**SUPPLIED INFORMATION**

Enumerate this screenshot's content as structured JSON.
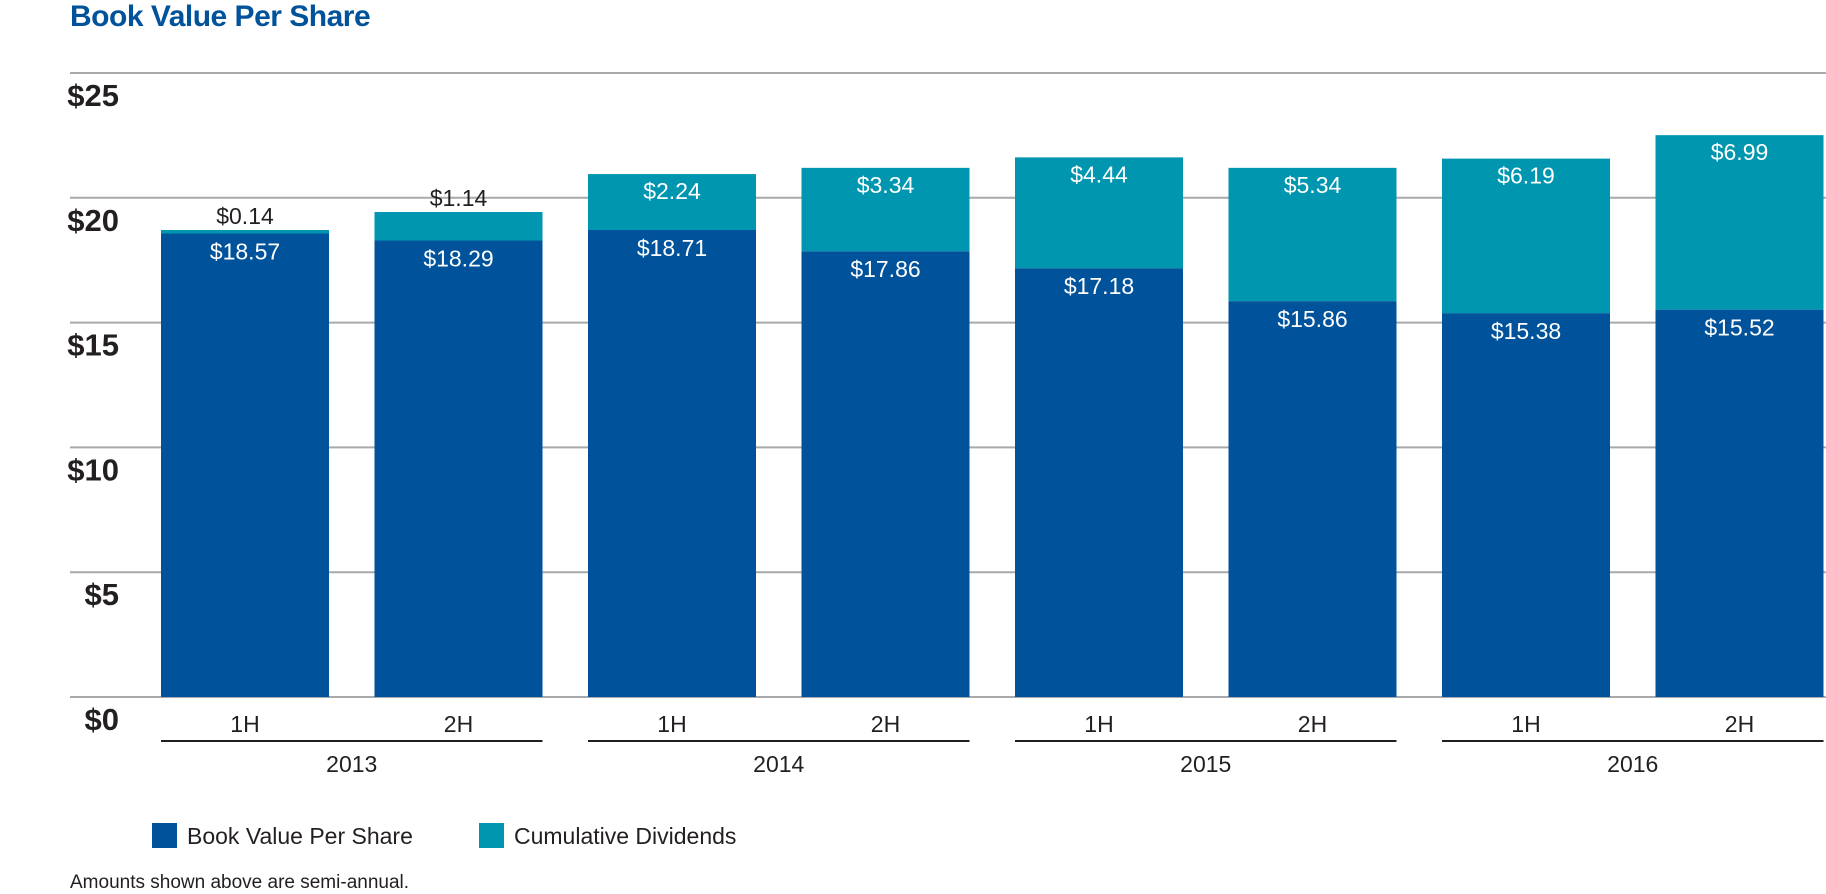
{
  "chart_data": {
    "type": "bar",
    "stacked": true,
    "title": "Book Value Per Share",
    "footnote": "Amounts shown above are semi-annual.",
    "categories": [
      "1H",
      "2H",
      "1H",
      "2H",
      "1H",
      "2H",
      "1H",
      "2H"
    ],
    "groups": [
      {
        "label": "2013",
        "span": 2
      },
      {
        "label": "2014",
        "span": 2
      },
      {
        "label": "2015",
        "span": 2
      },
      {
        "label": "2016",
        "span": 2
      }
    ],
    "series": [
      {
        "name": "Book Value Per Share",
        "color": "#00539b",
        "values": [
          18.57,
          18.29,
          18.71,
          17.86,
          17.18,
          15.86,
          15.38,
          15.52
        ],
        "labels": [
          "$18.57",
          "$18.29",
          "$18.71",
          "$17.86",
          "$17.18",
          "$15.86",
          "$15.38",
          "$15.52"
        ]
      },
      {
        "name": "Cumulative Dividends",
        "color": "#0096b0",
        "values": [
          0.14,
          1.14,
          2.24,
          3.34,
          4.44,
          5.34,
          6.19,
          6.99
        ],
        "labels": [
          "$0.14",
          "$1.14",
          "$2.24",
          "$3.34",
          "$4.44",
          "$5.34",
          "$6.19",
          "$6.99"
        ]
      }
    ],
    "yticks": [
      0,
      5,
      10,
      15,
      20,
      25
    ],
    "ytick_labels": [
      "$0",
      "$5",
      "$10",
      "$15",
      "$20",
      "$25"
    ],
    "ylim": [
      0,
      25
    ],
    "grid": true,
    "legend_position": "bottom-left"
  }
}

--

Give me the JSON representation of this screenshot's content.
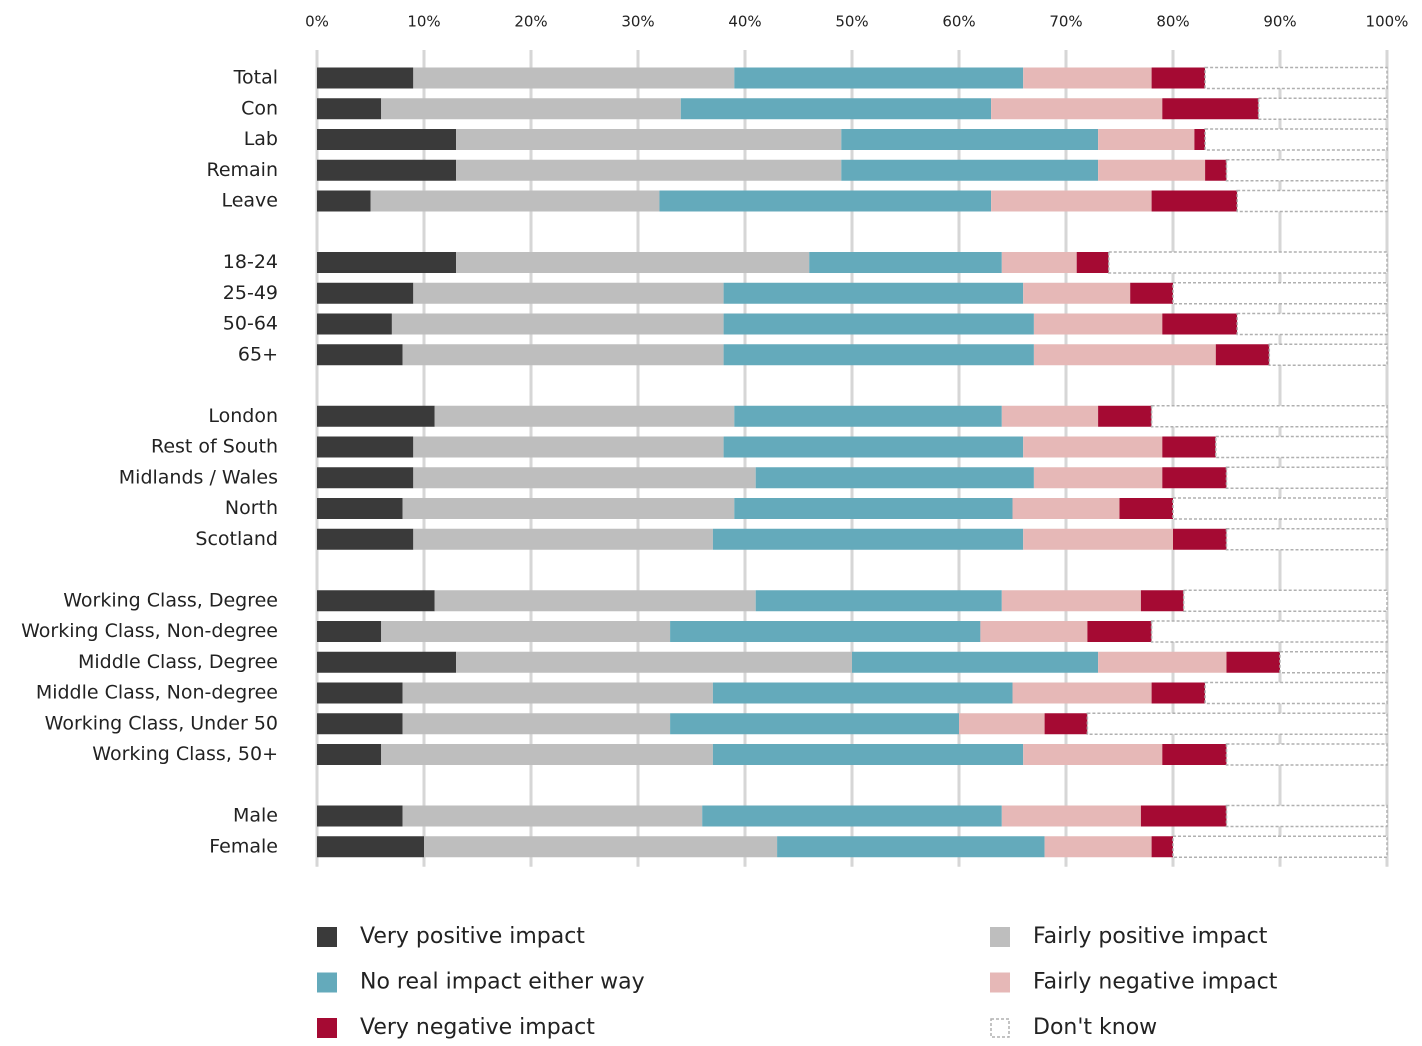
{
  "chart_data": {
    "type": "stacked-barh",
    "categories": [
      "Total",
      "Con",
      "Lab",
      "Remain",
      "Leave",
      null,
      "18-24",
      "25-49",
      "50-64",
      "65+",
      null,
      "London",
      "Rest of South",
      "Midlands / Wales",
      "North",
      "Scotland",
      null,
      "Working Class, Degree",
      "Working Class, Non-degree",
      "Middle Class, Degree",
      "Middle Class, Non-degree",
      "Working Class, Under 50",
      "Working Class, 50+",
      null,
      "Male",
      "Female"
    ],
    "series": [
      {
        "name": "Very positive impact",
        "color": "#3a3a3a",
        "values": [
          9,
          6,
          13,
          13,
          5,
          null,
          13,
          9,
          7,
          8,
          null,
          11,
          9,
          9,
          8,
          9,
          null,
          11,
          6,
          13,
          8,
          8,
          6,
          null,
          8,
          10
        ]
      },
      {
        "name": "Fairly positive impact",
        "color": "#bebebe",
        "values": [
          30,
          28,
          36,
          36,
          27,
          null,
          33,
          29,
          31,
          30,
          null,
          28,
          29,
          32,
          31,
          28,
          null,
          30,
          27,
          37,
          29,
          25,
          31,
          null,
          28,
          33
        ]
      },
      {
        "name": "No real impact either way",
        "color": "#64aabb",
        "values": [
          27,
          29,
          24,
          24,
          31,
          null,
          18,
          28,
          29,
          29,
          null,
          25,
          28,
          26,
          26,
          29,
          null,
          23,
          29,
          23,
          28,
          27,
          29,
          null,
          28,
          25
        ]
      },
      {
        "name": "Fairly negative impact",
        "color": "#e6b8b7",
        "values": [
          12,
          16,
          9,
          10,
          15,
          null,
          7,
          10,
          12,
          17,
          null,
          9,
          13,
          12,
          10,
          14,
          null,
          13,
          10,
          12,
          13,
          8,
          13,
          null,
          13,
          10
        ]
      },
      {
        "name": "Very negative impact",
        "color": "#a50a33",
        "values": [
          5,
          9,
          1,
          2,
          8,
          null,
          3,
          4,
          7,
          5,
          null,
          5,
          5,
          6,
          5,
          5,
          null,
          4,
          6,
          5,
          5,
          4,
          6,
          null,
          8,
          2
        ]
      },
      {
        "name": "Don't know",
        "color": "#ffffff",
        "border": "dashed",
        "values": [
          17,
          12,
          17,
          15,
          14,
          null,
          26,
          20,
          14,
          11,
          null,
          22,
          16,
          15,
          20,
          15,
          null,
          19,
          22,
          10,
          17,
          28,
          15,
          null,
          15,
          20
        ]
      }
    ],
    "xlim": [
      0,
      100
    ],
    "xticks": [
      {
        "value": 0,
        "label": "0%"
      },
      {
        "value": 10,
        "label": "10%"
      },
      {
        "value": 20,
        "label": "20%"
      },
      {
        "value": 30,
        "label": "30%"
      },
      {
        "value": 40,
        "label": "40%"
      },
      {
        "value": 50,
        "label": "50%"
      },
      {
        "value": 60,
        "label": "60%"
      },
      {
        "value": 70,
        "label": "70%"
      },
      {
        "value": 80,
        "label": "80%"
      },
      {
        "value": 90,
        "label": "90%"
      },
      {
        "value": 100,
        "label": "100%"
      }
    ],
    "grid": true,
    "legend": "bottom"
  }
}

--

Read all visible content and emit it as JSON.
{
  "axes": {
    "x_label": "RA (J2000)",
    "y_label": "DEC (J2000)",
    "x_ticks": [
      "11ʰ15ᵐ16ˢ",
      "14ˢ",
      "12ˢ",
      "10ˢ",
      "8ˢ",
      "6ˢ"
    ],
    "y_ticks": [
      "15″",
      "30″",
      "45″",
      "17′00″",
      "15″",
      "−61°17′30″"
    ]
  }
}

**AIM**
Within the entries above, report how many lines include "Working", and keep the answer to the number.

**COMPLETE RESPONSE**
4